* TASK *
Count each line in which the word "JSON" appears. Reply with the total and nothing more.

* INFORMATION SHOWN *
▶

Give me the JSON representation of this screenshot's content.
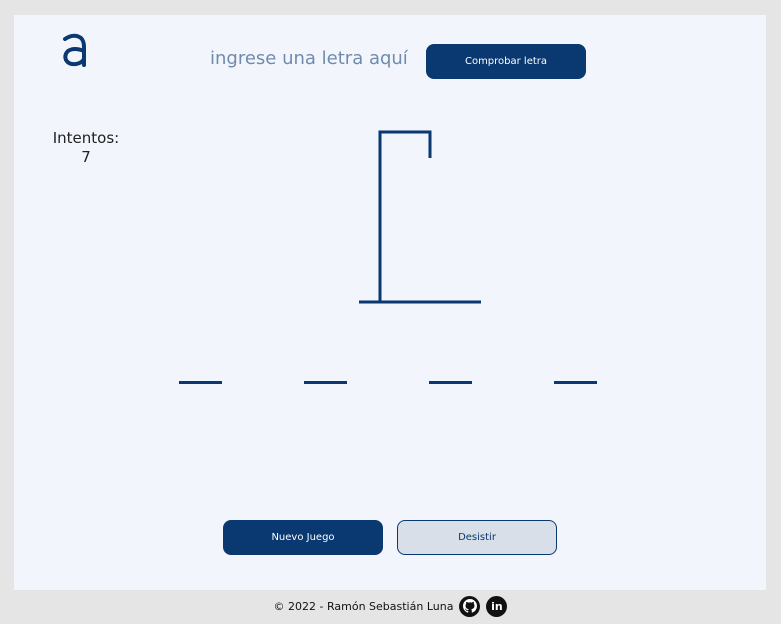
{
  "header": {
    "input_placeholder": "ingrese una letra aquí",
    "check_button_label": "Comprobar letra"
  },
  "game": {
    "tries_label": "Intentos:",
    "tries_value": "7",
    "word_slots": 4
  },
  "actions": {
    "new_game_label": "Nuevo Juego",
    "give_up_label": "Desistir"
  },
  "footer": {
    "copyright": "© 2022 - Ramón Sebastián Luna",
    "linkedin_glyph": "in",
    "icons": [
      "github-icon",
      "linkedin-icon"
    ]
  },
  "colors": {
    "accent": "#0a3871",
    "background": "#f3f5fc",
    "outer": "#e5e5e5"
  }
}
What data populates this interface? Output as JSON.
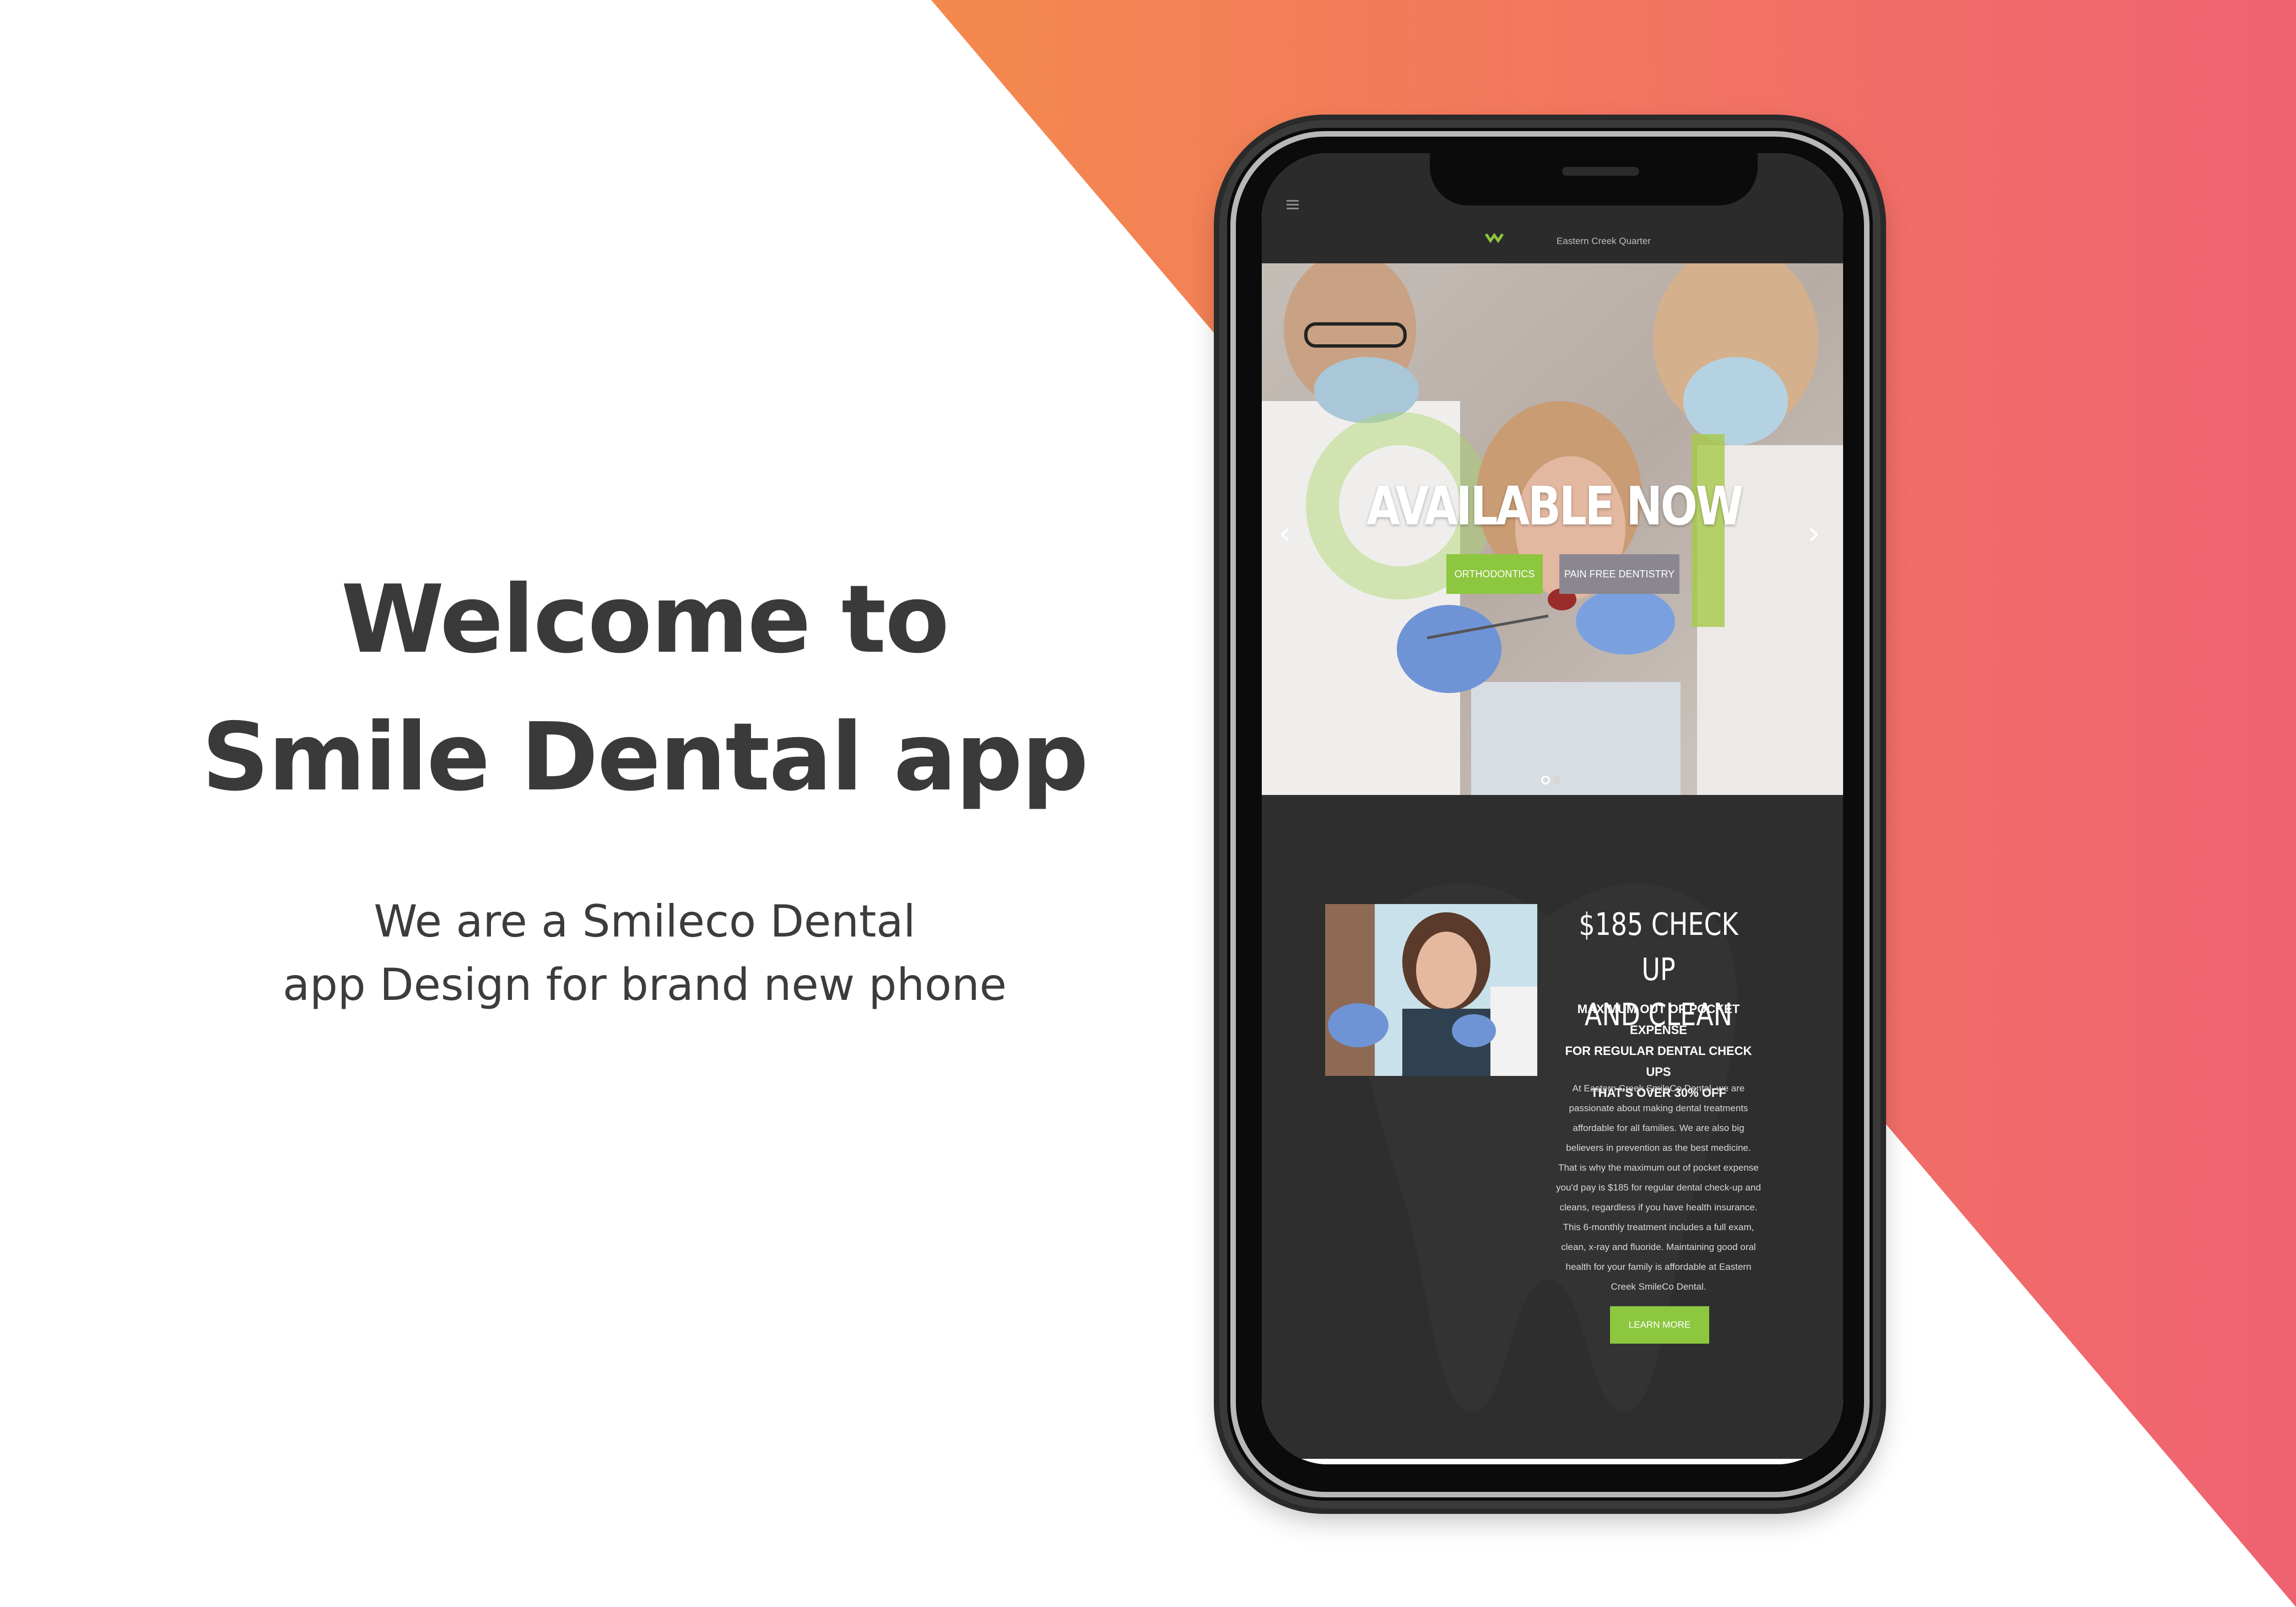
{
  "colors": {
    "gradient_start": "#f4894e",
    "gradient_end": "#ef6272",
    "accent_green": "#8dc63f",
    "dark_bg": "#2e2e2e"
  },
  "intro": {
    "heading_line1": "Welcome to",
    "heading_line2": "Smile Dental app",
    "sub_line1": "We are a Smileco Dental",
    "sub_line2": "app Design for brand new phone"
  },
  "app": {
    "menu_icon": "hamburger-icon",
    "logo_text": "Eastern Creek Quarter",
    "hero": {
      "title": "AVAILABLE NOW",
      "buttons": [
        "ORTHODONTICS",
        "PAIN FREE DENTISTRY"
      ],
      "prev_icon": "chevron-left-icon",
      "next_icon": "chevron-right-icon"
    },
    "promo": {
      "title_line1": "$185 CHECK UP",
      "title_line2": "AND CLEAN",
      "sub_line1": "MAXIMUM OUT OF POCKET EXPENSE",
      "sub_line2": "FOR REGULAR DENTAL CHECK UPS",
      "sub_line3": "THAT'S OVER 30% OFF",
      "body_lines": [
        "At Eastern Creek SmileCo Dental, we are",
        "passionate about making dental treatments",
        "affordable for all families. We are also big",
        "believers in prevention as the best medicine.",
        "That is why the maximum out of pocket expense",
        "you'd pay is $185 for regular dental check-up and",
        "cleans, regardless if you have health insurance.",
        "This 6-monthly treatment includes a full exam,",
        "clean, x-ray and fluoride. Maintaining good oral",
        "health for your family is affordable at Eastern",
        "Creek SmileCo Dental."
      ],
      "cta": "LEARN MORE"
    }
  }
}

◀

* RESULT FOR THIS EXERCISE *
2